Supplied information:
• • • • • • •
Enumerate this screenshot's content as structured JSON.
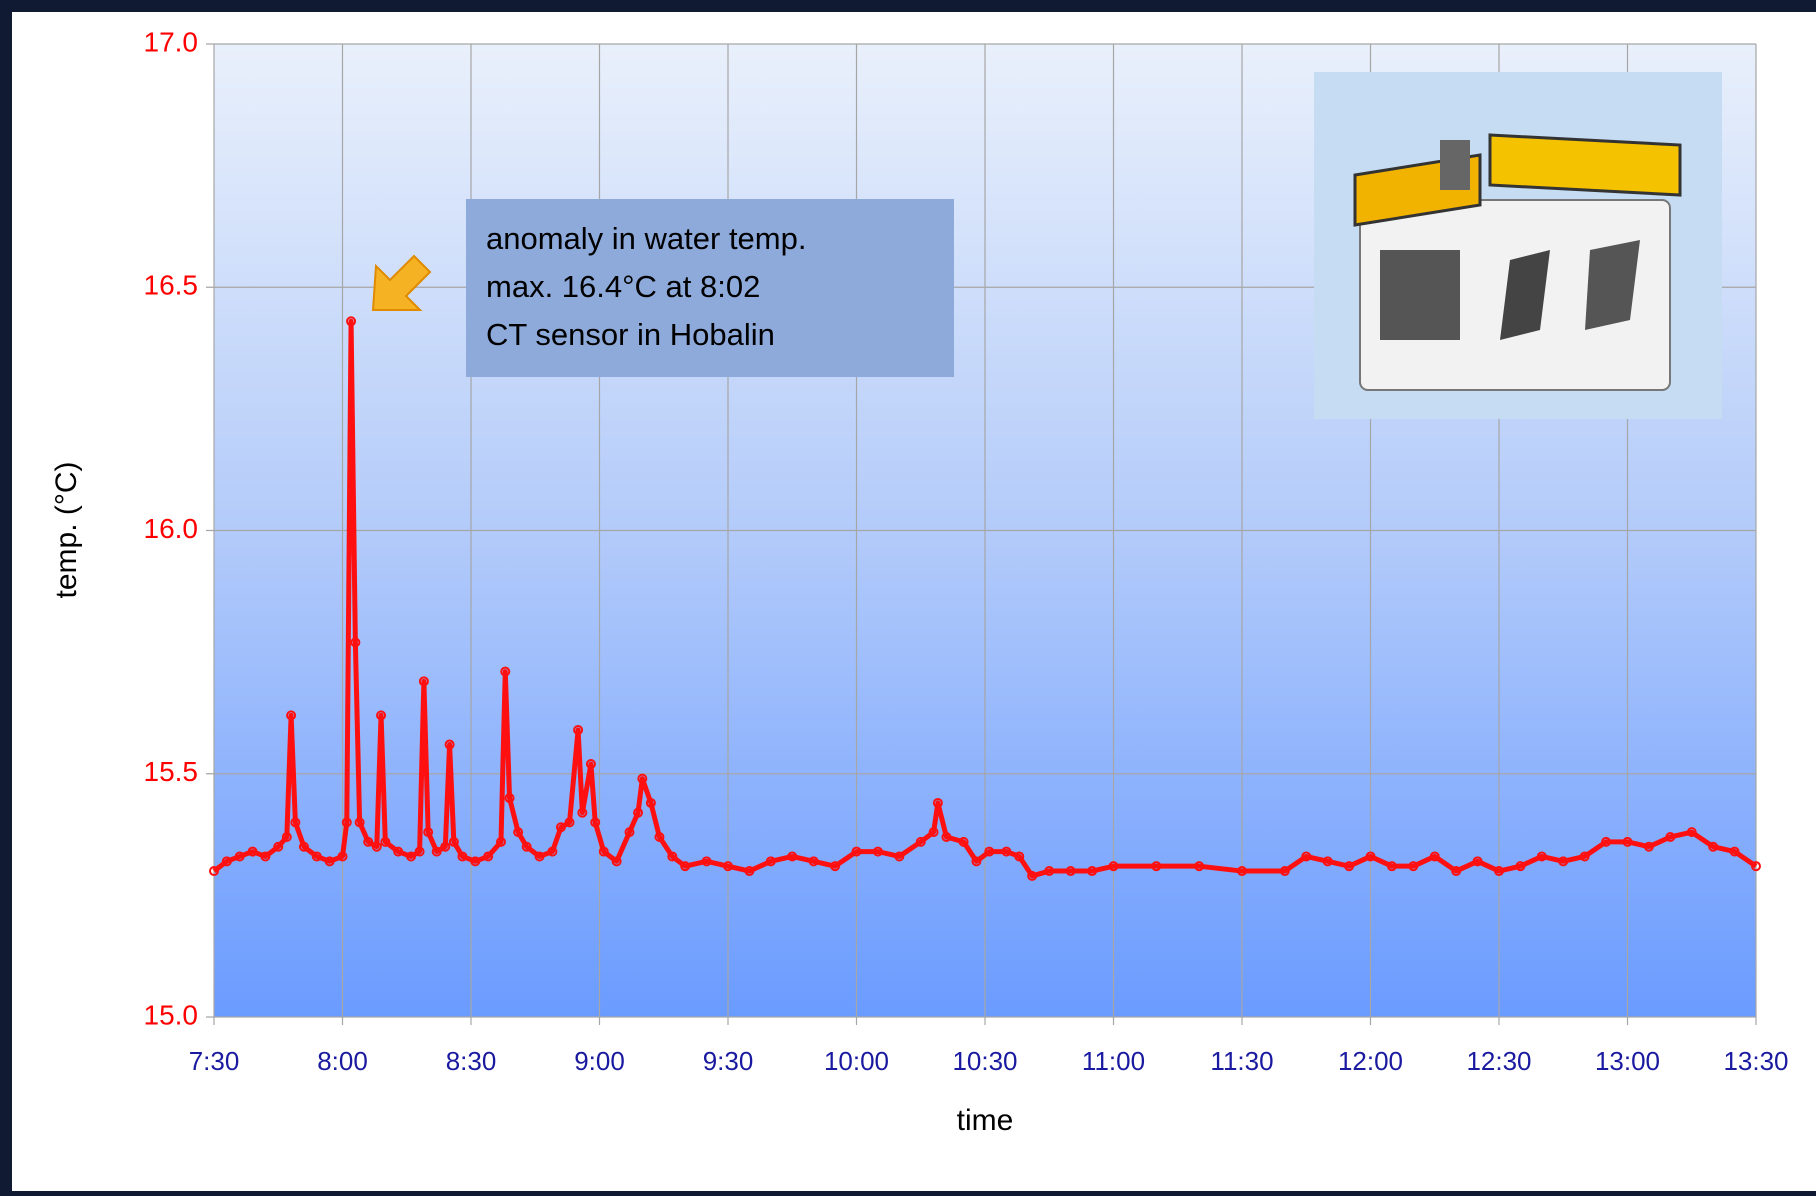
{
  "chart_data": {
    "type": "line",
    "y_label": "temp. (°C)",
    "x_label": "time",
    "annotation": [
      "anomaly in water temp.",
      "max. 16.4°C at 8:02",
      "CT sensor in Hobalin"
    ],
    "xlim": [
      "7:30",
      "13:30"
    ],
    "xticks": [
      "7:30",
      "8:00",
      "8:30",
      "9:00",
      "9:30",
      "10:00",
      "10:30",
      "11:00",
      "11:30",
      "12:00",
      "12:30",
      "13:00",
      "13:30"
    ],
    "ylim": [
      15,
      17
    ],
    "yticks": [
      {
        "value": 15,
        "label": "15.0"
      },
      15.5,
      {
        "value": 16,
        "label": "16.0"
      },
      16.5,
      {
        "value": 17,
        "label": "17.0"
      }
    ],
    "grid": true,
    "x": [
      "7:30",
      "7:33",
      "7:36",
      "7:39",
      "7:42",
      "7:45",
      "7:47",
      "7:48",
      "7:49",
      "7:51",
      "7:54",
      "7:57",
      "8:00",
      "8:01",
      "8:02",
      "8:03",
      "8:04",
      "8:06",
      "8:08",
      "8:09",
      "8:10",
      "8:13",
      "8:16",
      "8:18",
      "8:19",
      "8:20",
      "8:22",
      "8:24",
      "8:25",
      "8:26",
      "8:28",
      "8:31",
      "8:34",
      "8:37",
      "8:38",
      "8:39",
      "8:41",
      "8:43",
      "8:46",
      "8:49",
      "8:51",
      "8:53",
      "8:55",
      "8:56",
      "8:58",
      "8:59",
      "9:01",
      "9:04",
      "9:07",
      "9:09",
      "9:10",
      "9:12",
      "9:14",
      "9:17",
      "9:20",
      "9:25",
      "9:30",
      "9:35",
      "9:40",
      "9:45",
      "9:50",
      "9:55",
      "10:00",
      "10:05",
      "10:10",
      "10:15",
      "10:18",
      "10:19",
      "10:21",
      "10:25",
      "10:28",
      "10:31",
      "10:35",
      "10:38",
      "10:41",
      "10:45",
      "10:50",
      "10:55",
      "11:00",
      "11:10",
      "11:20",
      "11:30",
      "11:40",
      "11:45",
      "11:50",
      "11:55",
      "12:00",
      "12:05",
      "12:10",
      "12:15",
      "12:20",
      "12:25",
      "12:30",
      "12:35",
      "12:40",
      "12:45",
      "12:50",
      "12:55",
      "13:00",
      "13:05",
      "13:10",
      "13:15",
      "13:20",
      "13:25",
      "13:30"
    ],
    "series": [
      {
        "color": "#ff1010",
        "values": [
          15.3,
          15.32,
          15.33,
          15.34,
          15.33,
          15.35,
          15.37,
          15.62,
          15.4,
          15.35,
          15.33,
          15.32,
          15.33,
          15.4,
          16.43,
          15.77,
          15.4,
          15.36,
          15.35,
          15.62,
          15.36,
          15.34,
          15.33,
          15.34,
          15.69,
          15.38,
          15.34,
          15.35,
          15.56,
          15.36,
          15.33,
          15.32,
          15.33,
          15.36,
          15.71,
          15.45,
          15.38,
          15.35,
          15.33,
          15.34,
          15.39,
          15.4,
          15.59,
          15.42,
          15.52,
          15.4,
          15.34,
          15.32,
          15.38,
          15.42,
          15.49,
          15.44,
          15.37,
          15.33,
          15.31,
          15.32,
          15.31,
          15.3,
          15.32,
          15.33,
          15.32,
          15.31,
          15.34,
          15.34,
          15.33,
          15.36,
          15.38,
          15.44,
          15.37,
          15.36,
          15.32,
          15.34,
          15.34,
          15.33,
          15.29,
          15.3,
          15.3,
          15.3,
          15.31,
          15.31,
          15.31,
          15.3,
          15.3,
          15.33,
          15.32,
          15.31,
          15.33,
          15.31,
          15.31,
          15.33,
          15.3,
          15.32,
          15.3,
          15.31,
          15.33,
          15.32,
          15.33,
          15.36,
          15.36,
          15.35,
          15.37,
          15.38,
          15.35,
          15.34,
          15.31
        ]
      }
    ]
  }
}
• • • • • • •
What to produce:
Print all of the entries word for word. Omit the pictures they contain.

Exercise response:
Enumerate this screenshot's content as structured JSON.
{
  "chart_data": {
    "type": "line",
    "y_label": "temp. (°C)",
    "x_label": "time",
    "annotation": [
      "anomaly in water temp.",
      "max. 16.4°C at 8:02",
      "CT sensor in Hobalin"
    ],
    "xlim": [
      "7:30",
      "13:30"
    ],
    "xticks": [
      "7:30",
      "8:00",
      "8:30",
      "9:00",
      "9:30",
      "10:00",
      "10:30",
      "11:00",
      "11:30",
      "12:00",
      "12:30",
      "13:00",
      "13:30"
    ],
    "ylim": [
      15,
      17
    ],
    "yticks": [
      {
        "value": 15,
        "label": "15.0"
      },
      15.5,
      {
        "value": 16,
        "label": "16.0"
      },
      16.5,
      {
        "value": 17,
        "label": "17.0"
      }
    ],
    "grid": true,
    "x": [
      "7:30",
      "7:33",
      "7:36",
      "7:39",
      "7:42",
      "7:45",
      "7:47",
      "7:48",
      "7:49",
      "7:51",
      "7:54",
      "7:57",
      "8:00",
      "8:01",
      "8:02",
      "8:03",
      "8:04",
      "8:06",
      "8:08",
      "8:09",
      "8:10",
      "8:13",
      "8:16",
      "8:18",
      "8:19",
      "8:20",
      "8:22",
      "8:24",
      "8:25",
      "8:26",
      "8:28",
      "8:31",
      "8:34",
      "8:37",
      "8:38",
      "8:39",
      "8:41",
      "8:43",
      "8:46",
      "8:49",
      "8:51",
      "8:53",
      "8:55",
      "8:56",
      "8:58",
      "8:59",
      "9:01",
      "9:04",
      "9:07",
      "9:09",
      "9:10",
      "9:12",
      "9:14",
      "9:17",
      "9:20",
      "9:25",
      "9:30",
      "9:35",
      "9:40",
      "9:45",
      "9:50",
      "9:55",
      "10:00",
      "10:05",
      "10:10",
      "10:15",
      "10:18",
      "10:19",
      "10:21",
      "10:25",
      "10:28",
      "10:31",
      "10:35",
      "10:38",
      "10:41",
      "10:45",
      "10:50",
      "10:55",
      "11:00",
      "11:10",
      "11:20",
      "11:30",
      "11:40",
      "11:45",
      "11:50",
      "11:55",
      "12:00",
      "12:05",
      "12:10",
      "12:15",
      "12:20",
      "12:25",
      "12:30",
      "12:35",
      "12:40",
      "12:45",
      "12:50",
      "12:55",
      "13:00",
      "13:05",
      "13:10",
      "13:15",
      "13:20",
      "13:25",
      "13:30"
    ],
    "series": [
      {
        "color": "#ff1010",
        "values": [
          15.3,
          15.32,
          15.33,
          15.34,
          15.33,
          15.35,
          15.37,
          15.62,
          15.4,
          15.35,
          15.33,
          15.32,
          15.33,
          15.4,
          16.43,
          15.77,
          15.4,
          15.36,
          15.35,
          15.62,
          15.36,
          15.34,
          15.33,
          15.34,
          15.69,
          15.38,
          15.34,
          15.35,
          15.56,
          15.36,
          15.33,
          15.32,
          15.33,
          15.36,
          15.71,
          15.45,
          15.38,
          15.35,
          15.33,
          15.34,
          15.39,
          15.4,
          15.59,
          15.42,
          15.52,
          15.4,
          15.34,
          15.32,
          15.38,
          15.42,
          15.49,
          15.44,
          15.37,
          15.33,
          15.31,
          15.32,
          15.31,
          15.3,
          15.32,
          15.33,
          15.32,
          15.31,
          15.34,
          15.34,
          15.33,
          15.36,
          15.38,
          15.44,
          15.37,
          15.36,
          15.32,
          15.34,
          15.34,
          15.33,
          15.29,
          15.3,
          15.3,
          15.3,
          15.31,
          15.31,
          15.31,
          15.3,
          15.3,
          15.33,
          15.32,
          15.31,
          15.33,
          15.31,
          15.31,
          15.33,
          15.3,
          15.32,
          15.3,
          15.31,
          15.33,
          15.32,
          15.33,
          15.36,
          15.36,
          15.35,
          15.37,
          15.38,
          15.35,
          15.34,
          15.31
        ]
      }
    ]
  }
}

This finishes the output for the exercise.